ZU ERLEDIGENDE AUFGABEN ▸
- A) Wie viel kostet die Übernachtung im Yachthafen Eden laut dem Reisebericht über die Havelfahrt?
- B) Schreib den Reisebericht über die Havelfahrt bitte im selben Ton weiter, anschließend an seinen letzten Satz.

VORGEGEBENER TEXT ▸

»»

Die Gegend hier ist herrlich ruhig. Ich bedauere fast, dass wir heute noch weiter gefahren sind. Morgen hätten wir mehr Zeit gehabt, um noch durch die vielen Altarme und seenartigen Erweiterungen der Havel zu fahren. In vielen herrscht Motorverbot und viele sind flach, aber das ist jeweils ausgeschildert.
Irgendwann geht der Motor aus. Das Benzin ist alle. Heute Morgen hatte ich den 1-Liter-Tank vollgetankt. Wenn ich die gesegelten Kilometer abziehe sind wir mit dem einen Liter 24 km gefahren – nicht schlecht. Allerdings mit nur rund 6 km/h.
Sechs Uhr abends kommen wir im Yachthafen Eden an und machen an einem schmalen schwankenden, aber dennoch ausreichend stabilen Steg fest. Die Übernachtung ist mit 29,50 Euro geringfügig billiger als gestern.

««

DATENEINTRÄGE ▸
»»

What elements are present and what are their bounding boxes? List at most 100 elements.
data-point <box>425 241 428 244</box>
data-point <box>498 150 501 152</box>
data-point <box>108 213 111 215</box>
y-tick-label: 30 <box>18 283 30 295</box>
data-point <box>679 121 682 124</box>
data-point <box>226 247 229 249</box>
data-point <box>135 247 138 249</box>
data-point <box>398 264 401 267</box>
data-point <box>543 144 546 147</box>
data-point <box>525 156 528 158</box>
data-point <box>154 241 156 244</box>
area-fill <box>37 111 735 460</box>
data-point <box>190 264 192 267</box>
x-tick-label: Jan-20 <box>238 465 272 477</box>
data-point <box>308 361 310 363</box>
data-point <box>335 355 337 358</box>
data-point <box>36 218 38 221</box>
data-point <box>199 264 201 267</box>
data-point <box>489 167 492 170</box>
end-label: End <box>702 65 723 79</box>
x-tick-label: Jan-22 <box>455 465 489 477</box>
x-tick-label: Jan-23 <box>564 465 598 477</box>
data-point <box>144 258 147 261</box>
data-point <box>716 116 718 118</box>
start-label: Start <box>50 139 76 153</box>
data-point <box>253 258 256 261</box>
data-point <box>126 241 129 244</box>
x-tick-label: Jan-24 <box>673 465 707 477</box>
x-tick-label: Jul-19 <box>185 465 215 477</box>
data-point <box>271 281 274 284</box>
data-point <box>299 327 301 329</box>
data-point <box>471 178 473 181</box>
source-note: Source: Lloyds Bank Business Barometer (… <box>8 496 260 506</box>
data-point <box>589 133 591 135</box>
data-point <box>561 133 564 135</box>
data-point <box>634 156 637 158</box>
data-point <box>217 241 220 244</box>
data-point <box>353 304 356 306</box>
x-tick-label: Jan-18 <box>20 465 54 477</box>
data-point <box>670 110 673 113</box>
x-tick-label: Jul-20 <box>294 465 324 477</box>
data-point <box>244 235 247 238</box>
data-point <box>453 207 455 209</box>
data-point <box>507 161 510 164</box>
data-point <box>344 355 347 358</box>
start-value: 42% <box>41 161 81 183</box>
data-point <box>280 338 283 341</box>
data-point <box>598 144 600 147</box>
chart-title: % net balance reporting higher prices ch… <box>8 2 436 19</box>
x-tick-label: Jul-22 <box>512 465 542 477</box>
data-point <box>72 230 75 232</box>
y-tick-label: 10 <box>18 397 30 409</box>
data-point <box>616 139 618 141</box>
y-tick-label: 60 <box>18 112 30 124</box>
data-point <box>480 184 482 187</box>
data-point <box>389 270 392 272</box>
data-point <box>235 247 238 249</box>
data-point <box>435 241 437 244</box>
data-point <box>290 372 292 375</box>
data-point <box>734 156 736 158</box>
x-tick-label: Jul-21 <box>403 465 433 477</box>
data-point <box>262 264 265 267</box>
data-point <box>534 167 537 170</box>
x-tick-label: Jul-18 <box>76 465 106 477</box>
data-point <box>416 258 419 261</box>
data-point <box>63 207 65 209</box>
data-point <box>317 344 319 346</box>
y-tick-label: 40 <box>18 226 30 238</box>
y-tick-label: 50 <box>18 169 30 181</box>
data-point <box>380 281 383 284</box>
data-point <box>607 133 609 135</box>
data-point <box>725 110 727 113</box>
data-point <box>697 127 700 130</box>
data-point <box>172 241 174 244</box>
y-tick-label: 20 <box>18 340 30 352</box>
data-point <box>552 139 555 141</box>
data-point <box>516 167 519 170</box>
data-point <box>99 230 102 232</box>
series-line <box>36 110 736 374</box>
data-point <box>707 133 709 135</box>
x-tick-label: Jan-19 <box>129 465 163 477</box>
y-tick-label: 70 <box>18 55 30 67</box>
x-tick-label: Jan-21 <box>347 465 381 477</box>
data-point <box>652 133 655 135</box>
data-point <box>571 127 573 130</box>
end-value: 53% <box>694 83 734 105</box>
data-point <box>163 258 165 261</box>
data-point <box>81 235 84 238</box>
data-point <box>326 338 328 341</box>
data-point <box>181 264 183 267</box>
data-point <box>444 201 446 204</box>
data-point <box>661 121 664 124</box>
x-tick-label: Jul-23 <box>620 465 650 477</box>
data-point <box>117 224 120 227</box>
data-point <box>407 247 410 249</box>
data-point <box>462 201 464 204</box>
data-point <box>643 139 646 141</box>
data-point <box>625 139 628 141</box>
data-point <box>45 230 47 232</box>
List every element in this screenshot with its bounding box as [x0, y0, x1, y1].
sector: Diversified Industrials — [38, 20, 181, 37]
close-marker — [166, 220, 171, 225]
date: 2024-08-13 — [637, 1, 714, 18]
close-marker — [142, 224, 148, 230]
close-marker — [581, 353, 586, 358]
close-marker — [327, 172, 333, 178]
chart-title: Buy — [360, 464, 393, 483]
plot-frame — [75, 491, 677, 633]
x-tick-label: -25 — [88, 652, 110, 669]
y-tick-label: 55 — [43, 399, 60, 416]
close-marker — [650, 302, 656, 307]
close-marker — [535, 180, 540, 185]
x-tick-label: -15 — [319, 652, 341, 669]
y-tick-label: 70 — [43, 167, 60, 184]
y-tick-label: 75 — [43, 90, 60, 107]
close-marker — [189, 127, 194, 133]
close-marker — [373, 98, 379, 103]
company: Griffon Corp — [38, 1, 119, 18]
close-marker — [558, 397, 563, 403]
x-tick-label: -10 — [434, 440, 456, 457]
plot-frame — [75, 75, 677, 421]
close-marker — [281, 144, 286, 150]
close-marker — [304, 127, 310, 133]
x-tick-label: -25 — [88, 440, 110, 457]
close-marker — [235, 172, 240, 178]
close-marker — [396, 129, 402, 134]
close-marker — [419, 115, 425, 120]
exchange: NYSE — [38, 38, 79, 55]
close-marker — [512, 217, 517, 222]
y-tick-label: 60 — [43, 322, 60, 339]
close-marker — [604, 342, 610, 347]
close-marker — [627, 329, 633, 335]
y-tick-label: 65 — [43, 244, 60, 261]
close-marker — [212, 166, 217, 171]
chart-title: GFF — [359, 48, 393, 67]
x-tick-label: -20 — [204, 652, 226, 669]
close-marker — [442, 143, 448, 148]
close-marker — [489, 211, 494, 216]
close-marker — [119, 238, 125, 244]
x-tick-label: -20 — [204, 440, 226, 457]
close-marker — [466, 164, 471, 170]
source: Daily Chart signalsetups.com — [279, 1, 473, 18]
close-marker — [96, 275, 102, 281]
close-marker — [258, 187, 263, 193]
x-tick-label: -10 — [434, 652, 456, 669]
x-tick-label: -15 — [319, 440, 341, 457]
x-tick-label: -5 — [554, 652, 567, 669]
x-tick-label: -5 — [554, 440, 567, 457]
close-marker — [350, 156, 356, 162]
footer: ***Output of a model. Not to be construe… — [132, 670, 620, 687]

««

ANTWORTEN JE AUFGABE ▸
- A) 29,50 Euro

- B)
Damit der Hund noch etwas Bewegung bekommt, machen wir nach dem Essen noch einen Abendspaziergang durch die umliegenden Felder.
Die Abfahrt am nächsten Morgen verzögert sich etwas, weil mir meine Praktika ins Wasser fällt. Eins der Kinder hatte sie beim Beladen des Bootes etwas wacklig auf den schmalen Steg gelegt.
Die ersten Kilometer in Richtung Brandenburg fahren wir auf der Krummen Havel. Den Motor zu benutzen, empfinden wir in dieser Idylle als störend. Während die Kinder rudern dürfen, versuche ich das Innere meines Fotoapparates an der Sonne zu trocknen.

Per Telefon erkundigen wir uns, ob die Vorstadtschleuse Sportboote schleust. Dies ist der Fall, das erspart uns die Benutzung der Schleuse in der Innenstadt und damit die Unterquerung einer nur 2,7 Meter hohen Brücke. Wir hoffen, daß alle anderen Brücken für unseren Mast hoch genug sind.
Die Einfahrt in die Schleuse ist etwas aufregend, aber nur, weil mir der Motor beim Gang einlegen stehen bleibt. Zum Glück bekomme ich ihn recht schnell wieder an. Die Schleusenkammer selbst ist riesig, so das keine Platzangst aufkommt, obwohl wir zusammen mit einem Schubverband geschleust werden.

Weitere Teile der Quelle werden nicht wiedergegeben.